Problem to solve ▸
Go through the listing beneath this task and return every line that carries the string "свой".

Data records ▸
========================================

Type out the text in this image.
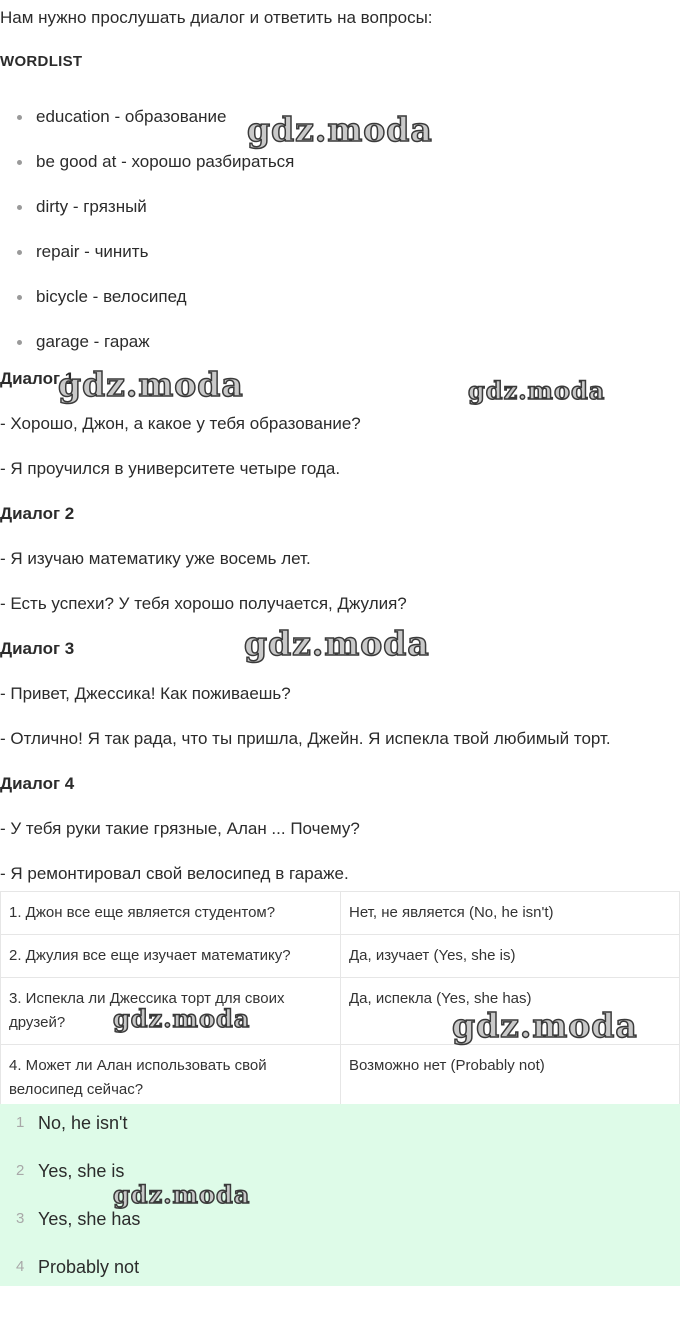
Нам нужно прослушать диалог и ответить на вопросы:
WORDLIST
education - образование
be good at - хорошо разбираться
dirty - грязный
repair - чинить
bicycle - велосипед
garage - гараж
Диалог 1
- Хорошо, Джон, а какое у тебя образование?
- Я проучился в университете четыре года.
Диалог 2
- Я изучаю математику уже восемь лет.
- Есть успехи? У тебя хорошо получается, Джулия?
Диалог 3
- Привет, Джессика! Как поживаешь?
- Отлично! Я так рада, что ты пришла, Джейн. Я испекла твой любимый торт.
Диалог 4
- У тебя руки такие грязные, Алан ... Почему?
- Я ремонтировал свой велосипед в гараже.
1. Джон все еще является студентом?	Нет, не является (No, he isn't)
2. Джулия все еще изучает математику?	Да, изучает (Yes, she is)
3. Испекла ли Джессика торт для своих друзей?	Да, испекла (Yes, she has)
4. Может ли Алан использовать свой велосипед сейчас?	Возможно нет (Probably not)
1 No, he isn't
2 Yes, she is
3 Yes, she has
4 Probably not
gdz.moda
gdz.moda	gdz.moda
gdz.moda
gdz.moda	gdz.moda
gdz.moda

========================================

Written response ▸
- Я ремонтировал свой велосипед в гараже.
4. Может ли Алан использовать свой велосипед сейчас?	Возможно нет (Probably not)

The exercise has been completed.